** begin **

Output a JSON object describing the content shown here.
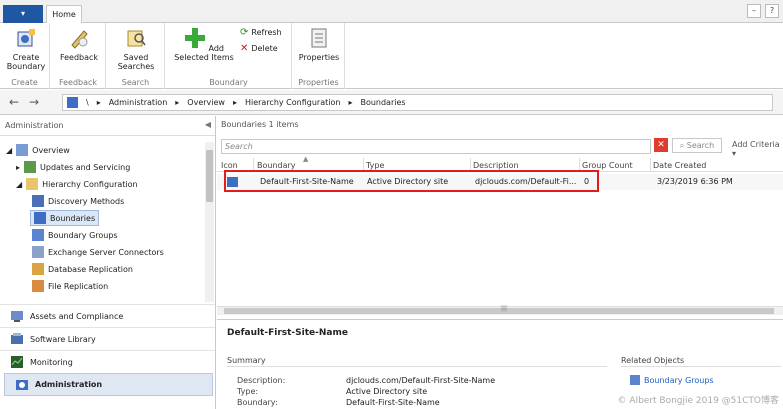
{
  "app_menu_label": "▾",
  "ribbon": {
    "tab_home": "Home",
    "groups": {
      "create": {
        "label": "Create",
        "button": "Create Boundary"
      },
      "feedback": {
        "label": "Feedback",
        "button": "Feedback"
      },
      "search": {
        "label": "Search",
        "button": "Saved Searches"
      },
      "boundary": {
        "label": "Boundary",
        "add_button": "Add Selected Items",
        "refresh": "Refresh",
        "delete": "Delete"
      },
      "properties": {
        "label": "Properties",
        "button": "Properties"
      }
    }
  },
  "address": {
    "back": "←",
    "forward": "→",
    "root": "\\",
    "crumbs": [
      "Administration",
      "Overview",
      "Hierarchy Configuration",
      "Boundaries"
    ]
  },
  "nav": {
    "title": "Administration",
    "collapse": "◀",
    "tree": {
      "overview": "Overview",
      "updates": "Updates and Servicing",
      "hierarchy": "Hierarchy Configuration",
      "discovery": "Discovery Methods",
      "boundaries": "Boundaries",
      "boundary_groups": "Boundary Groups",
      "exchange": "Exchange Server Connectors",
      "db_replication": "Database Replication",
      "file_replication": "File Replication"
    },
    "workspaces": [
      "Assets and Compliance",
      "Software Library",
      "Monitoring",
      "Administration"
    ]
  },
  "list": {
    "title": "Boundaries 1 items",
    "search_placeholder": "Search",
    "search_clear": "✕",
    "search_button": "Search",
    "add_criteria": "Add Criteria ▾",
    "columns": [
      "Icon",
      "Boundary",
      "Type",
      "Description",
      "Group Count",
      "Date Created"
    ],
    "rows": [
      {
        "boundary": "Default-First-Site-Name",
        "type": "Active Directory site",
        "description": "djclouds.com/Default-Fi...",
        "group_count": "0",
        "date_created": "3/23/2019 6:36 PM"
      }
    ],
    "scroll_grip": "|||"
  },
  "details": {
    "title": "Default-First-Site-Name",
    "summary_label": "Summary",
    "related_label": "Related Objects",
    "related_link": "Boundary Groups",
    "fields": [
      {
        "key": "Description:",
        "value": "djclouds.com/Default-First-Site-Name"
      },
      {
        "key": "Type:",
        "value": "Active Directory site"
      },
      {
        "key": "Boundary:",
        "value": "Default-First-Site-Name"
      }
    ]
  },
  "watermark": "© Albert Bongjie 2019 @51CTO博客",
  "colors": {
    "accent": "#1f57a3",
    "highlight": "#e31b1b",
    "selection": "#dbe7f7",
    "link": "#1f5fbf"
  }
}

** end **

WORK REQUIRED: Could you repeat all of the material exactly? Pictures should not be copied.

TASK RESPONSE:
Output a JSON object describing the content shown here.
{
  "app_menu_label": "▾",
  "ribbon": {
    "tab_home": "Home",
    "groups": {
      "create": {
        "label": "Create",
        "button": "Create Boundary"
      },
      "feedback": {
        "label": "Feedback",
        "button": "Feedback"
      },
      "search": {
        "label": "Search",
        "button": "Saved Searches"
      },
      "boundary": {
        "label": "Boundary",
        "add_button": "Add Selected Items",
        "refresh": "Refresh",
        "delete": "Delete"
      },
      "properties": {
        "label": "Properties",
        "button": "Properties"
      }
    }
  },
  "address": {
    "back": "←",
    "forward": "→",
    "root": "\\",
    "crumbs": [
      "Administration",
      "Overview",
      "Hierarchy Configuration",
      "Boundaries"
    ]
  },
  "nav": {
    "title": "Administration",
    "collapse": "◀",
    "tree": {
      "overview": "Overview",
      "updates": "Updates and Servicing",
      "hierarchy": "Hierarchy Configuration",
      "discovery": "Discovery Methods",
      "boundaries": "Boundaries",
      "boundary_groups": "Boundary Groups",
      "exchange": "Exchange Server Connectors",
      "db_replication": "Database Replication",
      "file_replication": "File Replication"
    },
    "workspaces": [
      "Assets and Compliance",
      "Software Library",
      "Monitoring",
      "Administration"
    ]
  },
  "list": {
    "title": "Boundaries 1 items",
    "search_placeholder": "Search",
    "search_clear": "✕",
    "search_button": "Search",
    "add_criteria": "Add Criteria ▾",
    "columns": [
      "Icon",
      "Boundary",
      "Type",
      "Description",
      "Group Count",
      "Date Created"
    ],
    "rows": [
      {
        "boundary": "Default-First-Site-Name",
        "type": "Active Directory site",
        "description": "djclouds.com/Default-Fi...",
        "group_count": "0",
        "date_created": "3/23/2019 6:36 PM"
      }
    ],
    "scroll_grip": "|||"
  },
  "details": {
    "title": "Default-First-Site-Name",
    "summary_label": "Summary",
    "related_label": "Related Objects",
    "related_link": "Boundary Groups",
    "fields": [
      {
        "key": "Description:",
        "value": "djclouds.com/Default-First-Site-Name"
      },
      {
        "key": "Type:",
        "value": "Active Directory site"
      },
      {
        "key": "Boundary:",
        "value": "Default-First-Site-Name"
      }
    ]
  },
  "watermark": "© Albert Bongjie 2019 @51CTO博客",
  "colors": {
    "accent": "#1f57a3",
    "highlight": "#e31b1b",
    "selection": "#dbe7f7",
    "link": "#1f5fbf"
  }
}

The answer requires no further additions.